## WHAT IS BEING ASKED
Print every entry, word for word, and skip the images.
━━━ DATA FOR PROCESSING
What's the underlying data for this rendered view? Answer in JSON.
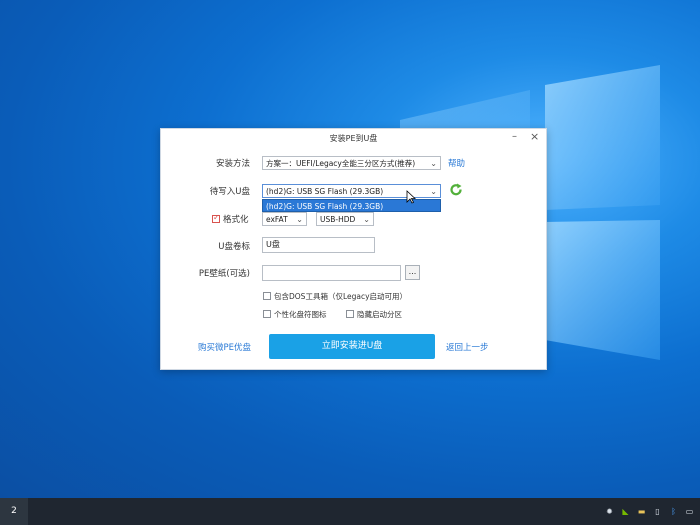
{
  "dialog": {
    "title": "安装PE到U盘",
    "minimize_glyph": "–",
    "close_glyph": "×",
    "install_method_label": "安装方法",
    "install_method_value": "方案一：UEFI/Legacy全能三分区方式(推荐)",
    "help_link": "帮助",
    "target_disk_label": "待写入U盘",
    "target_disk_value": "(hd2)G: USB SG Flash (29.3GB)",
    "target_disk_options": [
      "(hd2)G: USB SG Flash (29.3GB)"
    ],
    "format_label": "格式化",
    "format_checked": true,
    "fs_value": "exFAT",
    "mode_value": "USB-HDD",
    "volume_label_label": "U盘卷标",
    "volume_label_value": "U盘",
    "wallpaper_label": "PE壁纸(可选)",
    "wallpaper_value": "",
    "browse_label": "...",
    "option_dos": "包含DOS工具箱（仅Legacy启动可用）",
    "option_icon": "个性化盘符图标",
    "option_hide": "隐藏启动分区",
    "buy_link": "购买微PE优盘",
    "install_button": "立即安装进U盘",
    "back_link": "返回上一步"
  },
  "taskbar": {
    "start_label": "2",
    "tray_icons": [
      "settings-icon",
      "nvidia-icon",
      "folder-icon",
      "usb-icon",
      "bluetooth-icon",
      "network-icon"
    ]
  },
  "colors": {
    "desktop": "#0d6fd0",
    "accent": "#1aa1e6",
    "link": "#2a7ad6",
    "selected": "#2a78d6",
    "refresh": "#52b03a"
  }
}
━━━━━━
## EXERCISE RESULT
What's the underlying data for this rendered view? Answer in JSON.
{
  "dialog": {
    "title": "安装PE到U盘",
    "minimize_glyph": "–",
    "close_glyph": "×",
    "install_method_label": "安装方法",
    "install_method_value": "方案一：UEFI/Legacy全能三分区方式(推荐)",
    "help_link": "帮助",
    "target_disk_label": "待写入U盘",
    "target_disk_value": "(hd2)G: USB SG Flash (29.3GB)",
    "target_disk_options": [
      "(hd2)G: USB SG Flash (29.3GB)"
    ],
    "format_label": "格式化",
    "format_checked": true,
    "fs_value": "exFAT",
    "mode_value": "USB-HDD",
    "volume_label_label": "U盘卷标",
    "volume_label_value": "U盘",
    "wallpaper_label": "PE壁纸(可选)",
    "wallpaper_value": "",
    "browse_label": "...",
    "option_dos": "包含DOS工具箱（仅Legacy启动可用）",
    "option_icon": "个性化盘符图标",
    "option_hide": "隐藏启动分区",
    "buy_link": "购买微PE优盘",
    "install_button": "立即安装进U盘",
    "back_link": "返回上一步"
  },
  "taskbar": {
    "start_label": "2",
    "tray_icons": [
      "settings-icon",
      "nvidia-icon",
      "folder-icon",
      "usb-icon",
      "bluetooth-icon",
      "network-icon"
    ]
  },
  "colors": {
    "desktop": "#0d6fd0",
    "accent": "#1aa1e6",
    "link": "#2a7ad6",
    "selected": "#2a78d6",
    "refresh": "#52b03a"
  }
}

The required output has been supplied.